_Given instruction_
Scan the entries and tally the lines that include the string "ilman". Reply with the figure alone.

_Provided entries_

==================================================

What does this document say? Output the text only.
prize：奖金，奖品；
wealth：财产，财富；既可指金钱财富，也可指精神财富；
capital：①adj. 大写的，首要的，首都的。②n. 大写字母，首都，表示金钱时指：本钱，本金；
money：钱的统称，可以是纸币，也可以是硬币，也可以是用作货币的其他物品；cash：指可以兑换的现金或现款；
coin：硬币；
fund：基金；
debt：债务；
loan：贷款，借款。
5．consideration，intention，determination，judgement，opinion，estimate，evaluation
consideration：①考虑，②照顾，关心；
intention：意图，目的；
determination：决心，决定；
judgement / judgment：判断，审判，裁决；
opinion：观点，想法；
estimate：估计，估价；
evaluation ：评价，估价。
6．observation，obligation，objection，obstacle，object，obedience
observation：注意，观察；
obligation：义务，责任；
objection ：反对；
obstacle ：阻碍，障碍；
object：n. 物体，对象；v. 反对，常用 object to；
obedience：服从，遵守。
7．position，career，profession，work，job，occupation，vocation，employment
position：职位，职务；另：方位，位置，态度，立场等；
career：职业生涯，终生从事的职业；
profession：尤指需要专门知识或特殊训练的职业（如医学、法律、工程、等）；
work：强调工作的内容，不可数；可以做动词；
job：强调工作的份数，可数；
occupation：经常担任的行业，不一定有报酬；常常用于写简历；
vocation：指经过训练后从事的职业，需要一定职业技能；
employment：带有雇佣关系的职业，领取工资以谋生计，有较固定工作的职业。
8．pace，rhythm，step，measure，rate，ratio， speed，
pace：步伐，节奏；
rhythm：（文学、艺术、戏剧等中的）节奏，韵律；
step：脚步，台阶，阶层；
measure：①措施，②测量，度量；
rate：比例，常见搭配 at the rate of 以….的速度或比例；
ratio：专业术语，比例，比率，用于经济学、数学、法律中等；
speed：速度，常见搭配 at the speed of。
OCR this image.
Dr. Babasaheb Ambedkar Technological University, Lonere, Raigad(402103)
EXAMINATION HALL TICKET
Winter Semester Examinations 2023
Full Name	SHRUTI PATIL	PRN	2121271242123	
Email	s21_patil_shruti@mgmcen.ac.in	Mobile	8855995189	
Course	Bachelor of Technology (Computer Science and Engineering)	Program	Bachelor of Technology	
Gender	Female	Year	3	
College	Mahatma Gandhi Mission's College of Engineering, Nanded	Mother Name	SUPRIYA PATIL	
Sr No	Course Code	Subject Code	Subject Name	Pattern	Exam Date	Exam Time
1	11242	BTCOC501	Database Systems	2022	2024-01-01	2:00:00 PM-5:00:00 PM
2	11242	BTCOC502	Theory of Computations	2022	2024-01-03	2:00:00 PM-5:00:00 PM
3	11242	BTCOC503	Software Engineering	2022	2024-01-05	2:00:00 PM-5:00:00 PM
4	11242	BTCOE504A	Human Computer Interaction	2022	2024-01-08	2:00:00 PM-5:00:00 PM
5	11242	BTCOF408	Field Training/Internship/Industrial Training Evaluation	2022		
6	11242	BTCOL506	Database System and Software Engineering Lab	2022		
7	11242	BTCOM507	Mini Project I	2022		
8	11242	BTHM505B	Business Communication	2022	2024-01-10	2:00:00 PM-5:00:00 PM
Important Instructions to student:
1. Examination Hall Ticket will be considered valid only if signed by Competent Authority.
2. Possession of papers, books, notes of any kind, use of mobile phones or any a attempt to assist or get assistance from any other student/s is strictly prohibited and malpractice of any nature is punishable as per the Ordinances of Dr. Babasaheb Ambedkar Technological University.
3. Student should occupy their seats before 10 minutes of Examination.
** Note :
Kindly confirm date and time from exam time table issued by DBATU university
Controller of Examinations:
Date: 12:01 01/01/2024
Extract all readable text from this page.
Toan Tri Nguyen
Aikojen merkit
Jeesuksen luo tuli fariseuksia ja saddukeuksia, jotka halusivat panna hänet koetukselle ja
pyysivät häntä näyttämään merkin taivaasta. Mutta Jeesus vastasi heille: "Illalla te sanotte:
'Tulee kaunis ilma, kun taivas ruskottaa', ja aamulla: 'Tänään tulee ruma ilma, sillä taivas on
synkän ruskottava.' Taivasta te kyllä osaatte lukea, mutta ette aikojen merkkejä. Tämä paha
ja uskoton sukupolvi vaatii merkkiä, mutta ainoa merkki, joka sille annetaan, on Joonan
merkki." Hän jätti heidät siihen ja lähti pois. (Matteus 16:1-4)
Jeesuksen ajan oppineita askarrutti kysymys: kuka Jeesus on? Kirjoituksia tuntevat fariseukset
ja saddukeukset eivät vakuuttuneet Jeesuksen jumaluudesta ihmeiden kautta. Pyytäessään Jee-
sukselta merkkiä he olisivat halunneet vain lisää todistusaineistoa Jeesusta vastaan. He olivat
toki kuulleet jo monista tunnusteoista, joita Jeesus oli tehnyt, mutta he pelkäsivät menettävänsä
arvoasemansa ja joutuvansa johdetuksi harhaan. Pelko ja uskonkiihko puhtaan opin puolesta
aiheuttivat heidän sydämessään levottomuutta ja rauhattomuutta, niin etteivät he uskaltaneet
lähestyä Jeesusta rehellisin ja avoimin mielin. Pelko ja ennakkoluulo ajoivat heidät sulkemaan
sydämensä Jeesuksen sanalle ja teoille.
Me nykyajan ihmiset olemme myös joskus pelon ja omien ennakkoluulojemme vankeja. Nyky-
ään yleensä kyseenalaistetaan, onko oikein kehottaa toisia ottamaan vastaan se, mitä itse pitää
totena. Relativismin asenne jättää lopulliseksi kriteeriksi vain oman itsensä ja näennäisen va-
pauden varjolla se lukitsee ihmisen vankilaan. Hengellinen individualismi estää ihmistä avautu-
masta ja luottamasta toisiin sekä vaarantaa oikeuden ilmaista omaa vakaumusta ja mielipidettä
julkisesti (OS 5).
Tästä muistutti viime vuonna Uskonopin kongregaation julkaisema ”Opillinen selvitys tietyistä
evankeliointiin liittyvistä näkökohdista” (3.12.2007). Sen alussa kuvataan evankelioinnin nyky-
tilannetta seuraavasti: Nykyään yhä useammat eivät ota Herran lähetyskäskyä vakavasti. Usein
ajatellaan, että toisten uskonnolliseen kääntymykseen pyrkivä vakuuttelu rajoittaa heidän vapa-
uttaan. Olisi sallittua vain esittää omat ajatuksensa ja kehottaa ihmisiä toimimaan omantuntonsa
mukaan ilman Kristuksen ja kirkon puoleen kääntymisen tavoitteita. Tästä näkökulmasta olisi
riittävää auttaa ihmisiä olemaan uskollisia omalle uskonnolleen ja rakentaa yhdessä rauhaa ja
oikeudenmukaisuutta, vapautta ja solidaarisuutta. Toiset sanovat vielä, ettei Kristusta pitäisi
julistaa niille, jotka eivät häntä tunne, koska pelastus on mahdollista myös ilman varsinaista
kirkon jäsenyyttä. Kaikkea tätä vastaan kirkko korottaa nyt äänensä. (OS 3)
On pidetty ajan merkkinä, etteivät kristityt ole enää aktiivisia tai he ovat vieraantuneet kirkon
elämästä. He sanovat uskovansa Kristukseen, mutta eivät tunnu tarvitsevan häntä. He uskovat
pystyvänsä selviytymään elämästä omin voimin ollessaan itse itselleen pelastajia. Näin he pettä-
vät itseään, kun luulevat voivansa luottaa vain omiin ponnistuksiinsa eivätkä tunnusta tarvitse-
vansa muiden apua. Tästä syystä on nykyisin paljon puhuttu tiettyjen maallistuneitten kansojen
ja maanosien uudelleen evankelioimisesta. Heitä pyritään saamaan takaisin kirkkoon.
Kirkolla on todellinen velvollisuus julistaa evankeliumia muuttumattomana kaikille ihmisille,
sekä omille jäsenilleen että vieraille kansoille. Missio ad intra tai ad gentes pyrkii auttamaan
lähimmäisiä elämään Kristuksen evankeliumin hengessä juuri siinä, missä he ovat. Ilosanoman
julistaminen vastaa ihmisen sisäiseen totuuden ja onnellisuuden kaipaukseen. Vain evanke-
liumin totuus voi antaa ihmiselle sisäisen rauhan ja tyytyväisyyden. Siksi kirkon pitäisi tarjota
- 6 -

==================================================

_Written response_
2